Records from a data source
— Start —

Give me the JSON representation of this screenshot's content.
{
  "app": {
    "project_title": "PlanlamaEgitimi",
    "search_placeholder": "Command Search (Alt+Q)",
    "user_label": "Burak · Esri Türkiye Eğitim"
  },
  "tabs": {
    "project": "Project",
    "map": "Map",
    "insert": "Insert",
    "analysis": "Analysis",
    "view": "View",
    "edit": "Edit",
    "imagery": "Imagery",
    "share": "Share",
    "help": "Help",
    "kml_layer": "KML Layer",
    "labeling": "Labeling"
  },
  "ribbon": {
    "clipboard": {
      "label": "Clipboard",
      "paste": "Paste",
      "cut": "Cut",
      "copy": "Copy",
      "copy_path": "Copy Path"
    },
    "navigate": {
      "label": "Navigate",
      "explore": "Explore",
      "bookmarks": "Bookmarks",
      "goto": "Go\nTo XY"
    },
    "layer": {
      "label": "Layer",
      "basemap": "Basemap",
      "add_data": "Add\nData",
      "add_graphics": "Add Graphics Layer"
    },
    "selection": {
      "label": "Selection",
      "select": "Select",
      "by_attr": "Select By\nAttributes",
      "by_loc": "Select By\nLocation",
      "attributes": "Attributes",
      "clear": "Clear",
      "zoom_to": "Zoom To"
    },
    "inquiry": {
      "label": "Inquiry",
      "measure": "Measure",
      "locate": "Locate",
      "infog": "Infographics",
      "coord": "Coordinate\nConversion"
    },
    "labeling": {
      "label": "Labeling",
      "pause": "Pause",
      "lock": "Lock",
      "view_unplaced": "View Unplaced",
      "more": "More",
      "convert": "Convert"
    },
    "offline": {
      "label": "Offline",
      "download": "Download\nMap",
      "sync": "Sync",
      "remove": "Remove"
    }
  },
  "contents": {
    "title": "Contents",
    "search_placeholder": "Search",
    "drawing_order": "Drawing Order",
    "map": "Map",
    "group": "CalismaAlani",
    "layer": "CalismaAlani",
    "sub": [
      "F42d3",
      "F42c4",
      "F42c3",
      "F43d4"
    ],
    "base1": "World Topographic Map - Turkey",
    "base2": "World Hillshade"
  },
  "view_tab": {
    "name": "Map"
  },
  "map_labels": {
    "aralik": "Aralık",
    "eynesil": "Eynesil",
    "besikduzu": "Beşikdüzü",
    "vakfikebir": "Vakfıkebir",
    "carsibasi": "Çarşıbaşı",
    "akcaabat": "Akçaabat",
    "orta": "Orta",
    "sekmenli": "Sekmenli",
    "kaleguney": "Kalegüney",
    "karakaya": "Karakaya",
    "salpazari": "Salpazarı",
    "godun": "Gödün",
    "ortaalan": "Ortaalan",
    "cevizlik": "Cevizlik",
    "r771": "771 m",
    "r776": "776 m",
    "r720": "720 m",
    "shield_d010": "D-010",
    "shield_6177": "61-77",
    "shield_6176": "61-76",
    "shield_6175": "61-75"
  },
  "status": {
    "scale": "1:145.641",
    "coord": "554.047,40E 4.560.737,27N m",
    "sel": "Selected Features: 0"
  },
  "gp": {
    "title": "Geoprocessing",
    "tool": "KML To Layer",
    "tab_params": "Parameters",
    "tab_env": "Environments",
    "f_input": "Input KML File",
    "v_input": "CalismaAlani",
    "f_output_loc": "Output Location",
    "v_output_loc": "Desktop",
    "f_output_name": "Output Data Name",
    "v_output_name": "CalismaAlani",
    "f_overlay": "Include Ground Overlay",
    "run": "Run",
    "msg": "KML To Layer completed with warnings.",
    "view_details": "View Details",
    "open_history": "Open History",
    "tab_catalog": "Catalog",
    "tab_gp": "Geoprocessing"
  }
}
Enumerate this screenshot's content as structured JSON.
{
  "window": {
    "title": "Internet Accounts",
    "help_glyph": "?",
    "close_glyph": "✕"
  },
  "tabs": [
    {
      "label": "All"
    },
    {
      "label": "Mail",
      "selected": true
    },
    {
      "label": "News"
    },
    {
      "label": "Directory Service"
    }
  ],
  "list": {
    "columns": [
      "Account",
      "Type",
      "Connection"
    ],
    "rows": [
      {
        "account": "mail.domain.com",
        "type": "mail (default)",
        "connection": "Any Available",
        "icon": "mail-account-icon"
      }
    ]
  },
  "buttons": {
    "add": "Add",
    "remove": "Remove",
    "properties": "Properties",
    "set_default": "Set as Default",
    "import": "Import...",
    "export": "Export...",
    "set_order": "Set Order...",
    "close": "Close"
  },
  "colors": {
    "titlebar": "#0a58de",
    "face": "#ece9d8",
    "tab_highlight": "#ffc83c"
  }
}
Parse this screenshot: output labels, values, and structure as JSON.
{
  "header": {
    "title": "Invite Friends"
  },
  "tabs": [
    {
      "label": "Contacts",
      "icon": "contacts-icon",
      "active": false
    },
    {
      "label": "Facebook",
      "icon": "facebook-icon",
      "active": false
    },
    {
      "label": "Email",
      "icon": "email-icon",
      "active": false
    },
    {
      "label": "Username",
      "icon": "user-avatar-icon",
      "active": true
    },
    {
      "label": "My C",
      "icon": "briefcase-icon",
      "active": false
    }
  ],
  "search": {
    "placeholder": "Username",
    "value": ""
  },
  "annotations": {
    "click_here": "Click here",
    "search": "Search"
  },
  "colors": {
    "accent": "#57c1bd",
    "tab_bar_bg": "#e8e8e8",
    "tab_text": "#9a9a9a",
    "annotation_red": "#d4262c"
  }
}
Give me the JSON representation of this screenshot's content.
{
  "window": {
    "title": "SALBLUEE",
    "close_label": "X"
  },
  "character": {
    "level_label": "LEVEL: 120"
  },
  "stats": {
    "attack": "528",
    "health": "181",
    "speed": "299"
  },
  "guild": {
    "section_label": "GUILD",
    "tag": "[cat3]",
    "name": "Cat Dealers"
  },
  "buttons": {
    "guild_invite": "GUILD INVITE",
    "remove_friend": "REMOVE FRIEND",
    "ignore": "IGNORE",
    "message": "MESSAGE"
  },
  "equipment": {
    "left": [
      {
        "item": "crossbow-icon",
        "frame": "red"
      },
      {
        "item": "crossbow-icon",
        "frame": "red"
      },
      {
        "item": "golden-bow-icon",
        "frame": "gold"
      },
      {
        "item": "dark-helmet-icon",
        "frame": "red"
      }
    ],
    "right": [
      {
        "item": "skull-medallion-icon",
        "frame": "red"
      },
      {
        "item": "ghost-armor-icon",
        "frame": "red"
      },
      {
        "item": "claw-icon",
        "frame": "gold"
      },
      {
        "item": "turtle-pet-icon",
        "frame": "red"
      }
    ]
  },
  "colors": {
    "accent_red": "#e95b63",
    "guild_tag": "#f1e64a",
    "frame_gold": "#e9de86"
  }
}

— End —

### Aim of the task
Retype the records that precede this task, keeping them exactly the same.

### Task answer
Give me the JSON representation of this screenshot's content.
{
  "app": {
    "project_title": "PlanlamaEgitimi",
    "search_placeholder": "Command Search (Alt+Q)",
    "user_label": "Burak · Esri Türkiye Eğitim"
  },
  "tabs": {
    "project": "Project",
    "map": "Map",
    "insert": "Insert",
    "analysis": "Analysis",
    "view": "View",
    "edit": "Edit",
    "imagery": "Imagery",
    "share": "Share",
    "help": "Help",
    "kml_layer": "KML Layer",
    "labeling": "Labeling"
  },
  "ribbon": {
    "clipboard": {
      "label": "Clipboard",
      "paste": "Paste",
      "cut": "Cut",
      "copy": "Copy",
      "copy_path": "Copy Path"
    },
    "navigate": {
      "label": "Navigate",
      "explore": "Explore",
      "bookmarks": "Bookmarks",
      "goto": "Go\nTo XY"
    },
    "layer": {
      "label": "Layer",
      "basemap": "Basemap",
      "add_data": "Add\nData",
      "add_graphics": "Add Graphics Layer"
    },
    "selection": {
      "label": "Selection",
      "select": "Select",
      "by_attr": "Select By\nAttributes",
      "by_loc": "Select By\nLocation",
      "attributes": "Attributes",
      "clear": "Clear",
      "zoom_to": "Zoom To"
    },
    "inquiry": {
      "label": "Inquiry",
      "measure": "Measure",
      "locate": "Locate",
      "infog": "Infographics",
      "coord": "Coordinate\nConversion"
    },
    "labeling": {
      "label": "Labeling",
      "pause": "Pause",
      "lock": "Lock",
      "view_unplaced": "View Unplaced",
      "more": "More",
      "convert": "Convert"
    },
    "offline": {
      "label": "Offline",
      "download": "Download\nMap",
      "sync": "Sync",
      "remove": "Remove"
    }
  },
  "contents": {
    "title": "Contents",
    "search_placeholder": "Search",
    "drawing_order": "Drawing Order",
    "map": "Map",
    "group": "CalismaAlani",
    "layer": "CalismaAlani",
    "sub": [
      "F42d3",
      "F42c4",
      "F42c3",
      "F43d4"
    ],
    "base1": "World Topographic Map - Turkey",
    "base2": "World Hillshade"
  },
  "view_tab": {
    "name": "Map"
  },
  "map_labels": {
    "aralik": "Aralık",
    "eynesil": "Eynesil",
    "besikduzu": "Beşikdüzü",
    "vakfikebir": "Vakfıkebir",
    "carsibasi": "Çarşıbaşı",
    "akcaabat": "Akçaabat",
    "orta": "Orta",
    "sekmenli": "Sekmenli",
    "kaleguney": "Kalegüney",
    "karakaya": "Karakaya",
    "salpazari": "Salpazarı",
    "godun": "Gödün",
    "ortaalan": "Ortaalan",
    "cevizlik": "Cevizlik",
    "r771": "771 m",
    "r776": "776 m",
    "r720": "720 m",
    "shield_d010": "D-010",
    "shield_6177": "61-77",
    "shield_6176": "61-76",
    "shield_6175": "61-75"
  },
  "status": {
    "scale": "1:145.641",
    "coord": "554.047,40E 4.560.737,27N m",
    "sel": "Selected Features: 0"
  },
  "gp": {
    "title": "Geoprocessing",
    "tool": "KML To Layer",
    "tab_params": "Parameters",
    "tab_env": "Environments",
    "f_input": "Input KML File",
    "v_input": "CalismaAlani",
    "f_output_loc": "Output Location",
    "v_output_loc": "Desktop",
    "f_output_name": "Output Data Name",
    "v_output_name": "CalismaAlani",
    "f_overlay": "Include Ground Overlay",
    "run": "Run",
    "msg": "KML To Layer completed with warnings.",
    "view_details": "View Details",
    "open_history": "Open History",
    "tab_catalog": "Catalog",
    "tab_gp": "Geoprocessing"
  }
}
Enumerate this screenshot's content as structured JSON.
{
  "window": {
    "title": "Internet Accounts",
    "help_glyph": "?",
    "close_glyph": "✕"
  },
  "tabs": [
    {
      "label": "All"
    },
    {
      "label": "Mail",
      "selected": true
    },
    {
      "label": "News"
    },
    {
      "label": "Directory Service"
    }
  ],
  "list": {
    "columns": [
      "Account",
      "Type",
      "Connection"
    ],
    "rows": [
      {
        "account": "mail.domain.com",
        "type": "mail (default)",
        "connection": "Any Available",
        "icon": "mail-account-icon"
      }
    ]
  },
  "buttons": {
    "add": "Add",
    "remove": "Remove",
    "properties": "Properties",
    "set_default": "Set as Default",
    "import": "Import...",
    "export": "Export...",
    "set_order": "Set Order...",
    "close": "Close"
  },
  "colors": {
    "titlebar": "#0a58de",
    "face": "#ece9d8",
    "tab_highlight": "#ffc83c"
  }
}
Parse this screenshot: output labels, values, and structure as JSON.
{
  "header": {
    "title": "Invite Friends"
  },
  "tabs": [
    {
      "label": "Contacts",
      "icon": "contacts-icon",
      "active": false
    },
    {
      "label": "Facebook",
      "icon": "facebook-icon",
      "active": false
    },
    {
      "label": "Email",
      "icon": "email-icon",
      "active": false
    },
    {
      "label": "Username",
      "icon": "user-avatar-icon",
      "active": true
    },
    {
      "label": "My C",
      "icon": "briefcase-icon",
      "active": false
    }
  ],
  "search": {
    "placeholder": "Username",
    "value": ""
  },
  "annotations": {
    "click_here": "Click here",
    "search": "Search"
  },
  "colors": {
    "accent": "#57c1bd",
    "tab_bar_bg": "#e8e8e8",
    "tab_text": "#9a9a9a",
    "annotation_red": "#d4262c"
  }
}
Give me the JSON representation of this screenshot's content.
{
  "window": {
    "title": "SALBLUEE",
    "close_label": "X"
  },
  "character": {
    "level_label": "LEVEL: 120"
  },
  "stats": {
    "attack": "528",
    "health": "181",
    "speed": "299"
  },
  "guild": {
    "section_label": "GUILD",
    "tag": "[cat3]",
    "name": "Cat Dealers"
  },
  "buttons": {
    "guild_invite": "GUILD INVITE",
    "remove_friend": "REMOVE FRIEND",
    "ignore": "IGNORE",
    "message": "MESSAGE"
  },
  "equipment": {
    "left": [
      {
        "item": "crossbow-icon",
        "frame": "red"
      },
      {
        "item": "crossbow-icon",
        "frame": "red"
      },
      {
        "item": "golden-bow-icon",
        "frame": "gold"
      },
      {
        "item": "dark-helmet-icon",
        "frame": "red"
      }
    ],
    "right": [
      {
        "item": "skull-medallion-icon",
        "frame": "red"
      },
      {
        "item": "ghost-armor-icon",
        "frame": "red"
      },
      {
        "item": "claw-icon",
        "frame": "gold"
      },
      {
        "item": "turtle-pet-icon",
        "frame": "red"
      }
    ]
  },
  "colors": {
    "accent_red": "#e95b63",
    "guild_tag": "#f1e64a",
    "frame_gold": "#e9de86"
  }
}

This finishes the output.